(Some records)
• • •

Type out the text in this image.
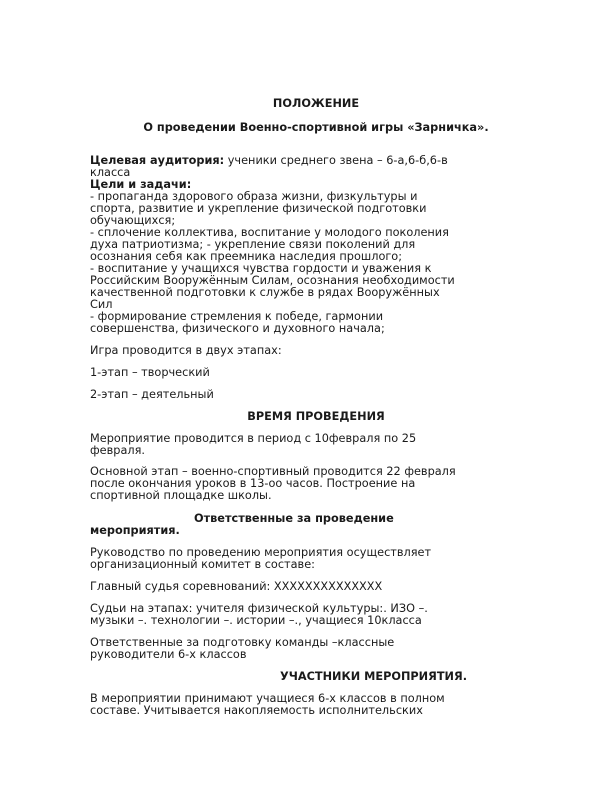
ПОЛОЖЕНИЕ
О проведении Военно-спортивной игры «Зарничка».
Целевая аудитория: ученики среднего звена – 6-а,6-б,6-в
класса
Цели и задачи:
- пропаганда здорового образа жизни, физкультуры и
спорта, развитие и укрепление физической подготовки
обучающихся;
- сплочение коллектива, воспитание у молодого поколения
духа патриотизма; - укрепление связи поколений для
осознания себя как преемника наследия прошлого;
- воспитание у учащихся чувства гордости и уважения к
Российским Вооружённым Силам, осознания необходимости
качественной подготовки к службе в рядах Вооружённых
Сил
- формирование стремления к победе, гармонии
совершенства, физического и духовного начала;
Игра проводится в двух этапах:
1-этап – творческий
2-этап – деятельный
ВРЕМЯ ПРОВЕДЕНИЯ
Мероприятие проводится в период с 10февраля по 25
февраля.
Основной этап – военно-спортивный проводится 22 февраля
после окончания уроков в 13-оо часов. Построение на
спортивной площадке школы.
Ответственные за проведение
мероприятия.
Руководство по проведению мероприятия осуществляет
организационный комитет в составе:
Главный судья соревнований: ХХХХХХХХХХХХХХ
Судьи на этапах: учителя физической культуры:. ИЗО –.
музыки –. технологии –. истории –., учащиеся 10класса
Ответственные за подготовку команды –классные
руководители 6-х классов
УЧАСТНИКИ МЕРОПРИЯТИЯ.
В мероприятии принимают учащиеся 6-х классов в полном
составе. Учитывается накопляемость исполнительских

• • •

- **REQUIREMENTS**:
What count of lines in the listing contain the word "укрепление"? Reply with the number only.

- **ANSWER**:
2